((
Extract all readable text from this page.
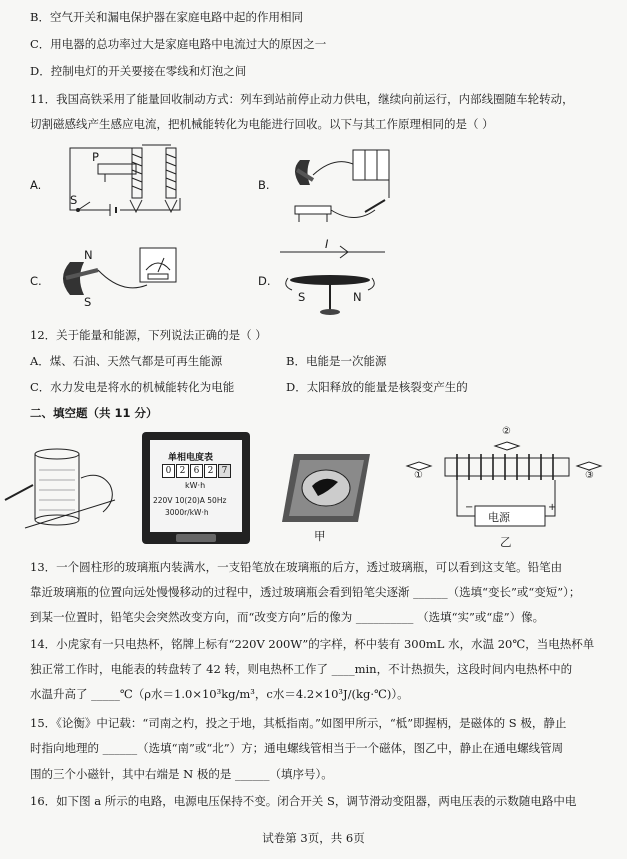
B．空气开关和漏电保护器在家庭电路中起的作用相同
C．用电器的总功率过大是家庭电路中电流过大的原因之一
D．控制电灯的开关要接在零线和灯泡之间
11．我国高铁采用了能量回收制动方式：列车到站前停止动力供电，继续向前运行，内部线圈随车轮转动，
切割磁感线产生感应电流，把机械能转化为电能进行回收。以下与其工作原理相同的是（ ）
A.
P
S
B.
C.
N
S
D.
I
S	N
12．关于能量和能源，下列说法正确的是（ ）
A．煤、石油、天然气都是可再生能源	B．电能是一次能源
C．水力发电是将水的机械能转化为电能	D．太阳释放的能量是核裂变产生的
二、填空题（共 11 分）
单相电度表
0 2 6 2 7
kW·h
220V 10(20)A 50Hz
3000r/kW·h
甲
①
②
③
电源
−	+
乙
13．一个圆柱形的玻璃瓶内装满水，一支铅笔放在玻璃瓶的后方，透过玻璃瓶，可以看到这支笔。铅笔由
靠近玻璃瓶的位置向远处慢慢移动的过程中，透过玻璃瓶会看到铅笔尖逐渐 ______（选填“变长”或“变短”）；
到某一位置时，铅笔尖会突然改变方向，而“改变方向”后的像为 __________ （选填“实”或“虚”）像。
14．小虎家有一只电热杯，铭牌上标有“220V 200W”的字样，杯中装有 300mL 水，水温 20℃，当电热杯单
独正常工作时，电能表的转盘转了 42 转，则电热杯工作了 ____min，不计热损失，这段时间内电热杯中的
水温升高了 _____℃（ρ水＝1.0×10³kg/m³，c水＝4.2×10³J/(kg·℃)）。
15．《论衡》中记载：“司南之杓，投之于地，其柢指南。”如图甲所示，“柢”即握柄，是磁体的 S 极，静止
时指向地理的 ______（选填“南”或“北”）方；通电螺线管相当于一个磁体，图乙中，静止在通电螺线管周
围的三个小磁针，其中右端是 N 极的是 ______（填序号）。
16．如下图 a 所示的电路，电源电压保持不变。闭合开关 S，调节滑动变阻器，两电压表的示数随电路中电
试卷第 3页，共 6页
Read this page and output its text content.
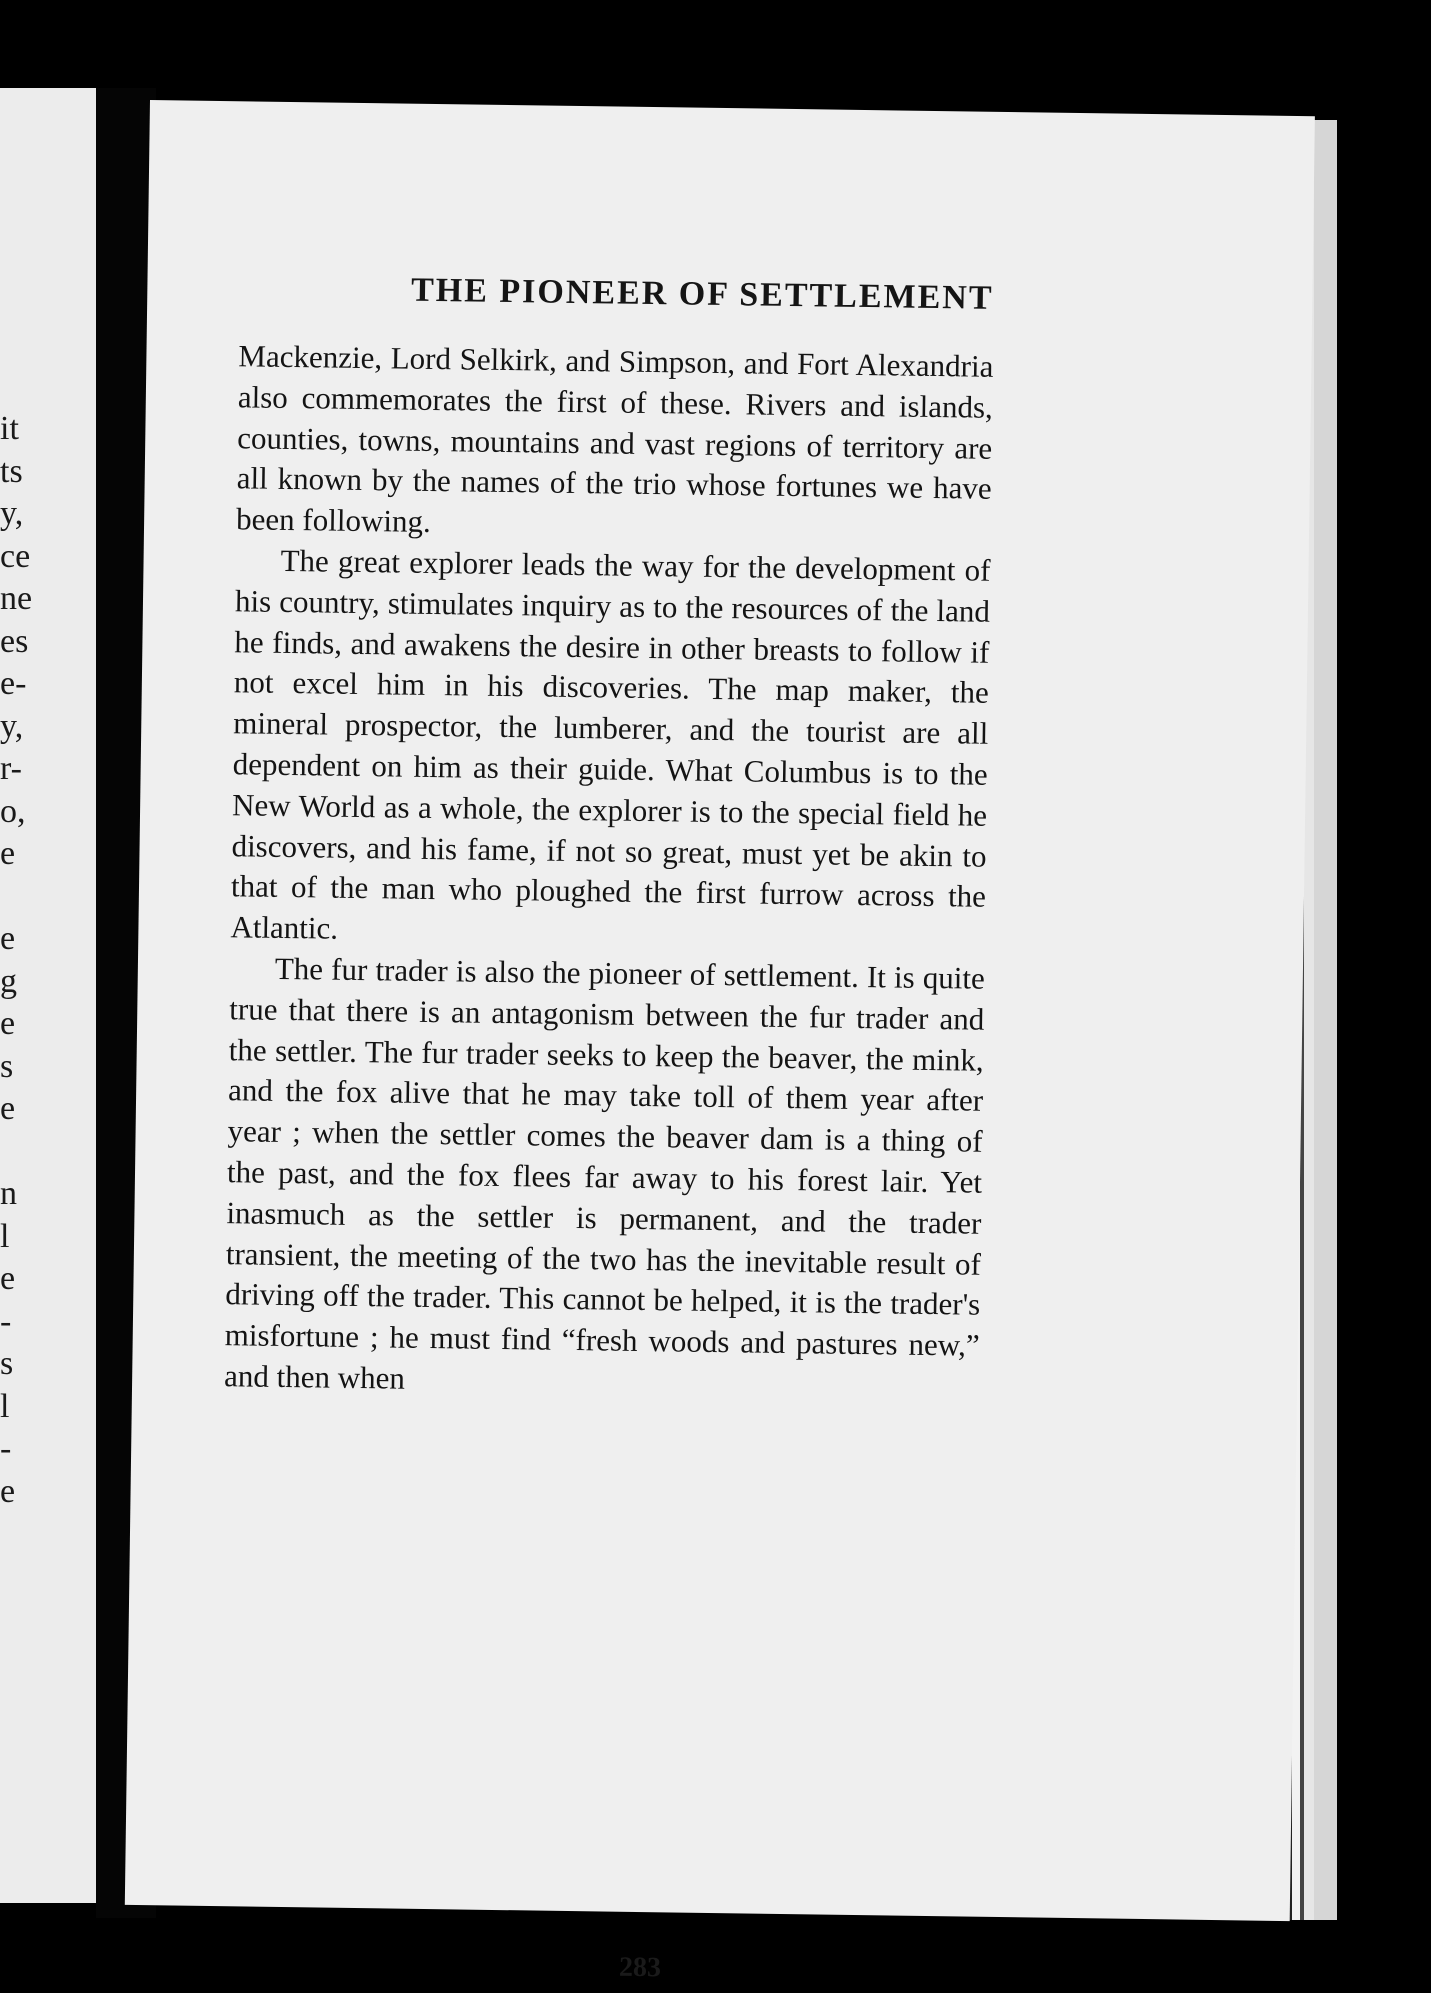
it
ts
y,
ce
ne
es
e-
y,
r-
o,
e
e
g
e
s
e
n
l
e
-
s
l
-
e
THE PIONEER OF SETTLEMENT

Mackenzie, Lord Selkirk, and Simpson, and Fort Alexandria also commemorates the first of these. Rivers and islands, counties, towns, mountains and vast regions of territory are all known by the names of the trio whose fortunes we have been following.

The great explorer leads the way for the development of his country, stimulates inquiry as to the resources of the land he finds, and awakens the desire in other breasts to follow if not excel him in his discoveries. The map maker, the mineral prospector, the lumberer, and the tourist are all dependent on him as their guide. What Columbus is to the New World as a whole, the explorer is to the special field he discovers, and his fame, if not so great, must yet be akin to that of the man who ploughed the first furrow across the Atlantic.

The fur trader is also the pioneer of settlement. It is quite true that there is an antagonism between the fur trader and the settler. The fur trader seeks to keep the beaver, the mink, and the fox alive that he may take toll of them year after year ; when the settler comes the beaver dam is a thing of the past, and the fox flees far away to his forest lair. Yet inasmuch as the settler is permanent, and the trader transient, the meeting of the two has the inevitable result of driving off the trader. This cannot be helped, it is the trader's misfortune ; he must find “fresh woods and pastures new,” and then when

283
))
TASK STATEMENT: Repeat the listing verbatim. Skip the pictures.

CORRECT ANSWER:
Extract all readable text from this page.
B．空气开关和漏电保护器在家庭电路中起的作用相同
C．用电器的总功率过大是家庭电路中电流过大的原因之一
D．控制电灯的开关要接在零线和灯泡之间
11．我国高铁采用了能量回收制动方式：列车到站前停止动力供电，继续向前运行，内部线圈随车轮转动，
切割磁感线产生感应电流，把机械能转化为电能进行回收。以下与其工作原理相同的是（ ）
A.
P
S
B.
C.
N
S
D.
I
S	N
12．关于能量和能源，下列说法正确的是（ ）
A．煤、石油、天然气都是可再生能源	B．电能是一次能源
C．水力发电是将水的机械能转化为电能	D．太阳释放的能量是核裂变产生的
二、填空题（共 11 分）
单相电度表
0 2 6 2 7
kW·h
220V 10(20)A 50Hz
3000r/kW·h
甲
①
②
③
电源
−	+
乙
13．一个圆柱形的玻璃瓶内装满水，一支铅笔放在玻璃瓶的后方，透过玻璃瓶，可以看到这支笔。铅笔由
靠近玻璃瓶的位置向远处慢慢移动的过程中，透过玻璃瓶会看到铅笔尖逐渐 ______（选填“变长”或“变短”）；
到某一位置时，铅笔尖会突然改变方向，而“改变方向”后的像为 __________ （选填“实”或“虚”）像。
14．小虎家有一只电热杯，铭牌上标有“220V 200W”的字样，杯中装有 300mL 水，水温 20℃，当电热杯单
独正常工作时，电能表的转盘转了 42 转，则电热杯工作了 ____min，不计热损失，这段时间内电热杯中的
水温升高了 _____℃（ρ水＝1.0×10³kg/m³，c水＝4.2×10³J/(kg·℃)）。
15．《论衡》中记载：“司南之杓，投之于地，其柢指南。”如图甲所示，“柢”即握柄，是磁体的 S 极，静止
时指向地理的 ______（选填“南”或“北”）方；通电螺线管相当于一个磁体，图乙中，静止在通电螺线管周
围的三个小磁针，其中右端是 N 极的是 ______（填序号）。
16．如下图 a 所示的电路，电源电压保持不变。闭合开关 S，调节滑动变阻器，两电压表的示数随电路中电
试卷第 3页，共 6页
Read this page and output its text content.
it
ts
y,
ce
ne
es
e-
y,
r-
o,
e
e
g
e
s
e
n
l
e
-
s
l
-
e
THE PIONEER OF SETTLEMENT

Mackenzie, Lord Selkirk, and Simpson, and Fort Alexandria also commemorates the first of these. Rivers and islands, counties, towns, mountains and vast regions of territory are all known by the names of the trio whose fortunes we have been following.

The great explorer leads the way for the development of his country, stimulates inquiry as to the resources of the land he finds, and awakens the desire in other breasts to follow if not excel him in his discoveries. The map maker, the mineral prospector, the lumberer, and the tourist are all dependent on him as their guide. What Columbus is to the New World as a whole, the explorer is to the special field he discovers, and his fame, if not so great, must yet be akin to that of the man who ploughed the first furrow across the Atlantic.

The fur trader is also the pioneer of settlement. It is quite true that there is an antagonism between the fur trader and the settler. The fur trader seeks to keep the beaver, the mink, and the fox alive that he may take toll of them year after year ; when the settler comes the beaver dam is a thing of the past, and the fox flees far away to his forest lair. Yet inasmuch as the settler is permanent, and the trader transient, the meeting of the two has the inevitable result of driving off the trader. This cannot be helped, it is the trader's misfortune ; he must find “fresh woods and pastures new,” and then when

283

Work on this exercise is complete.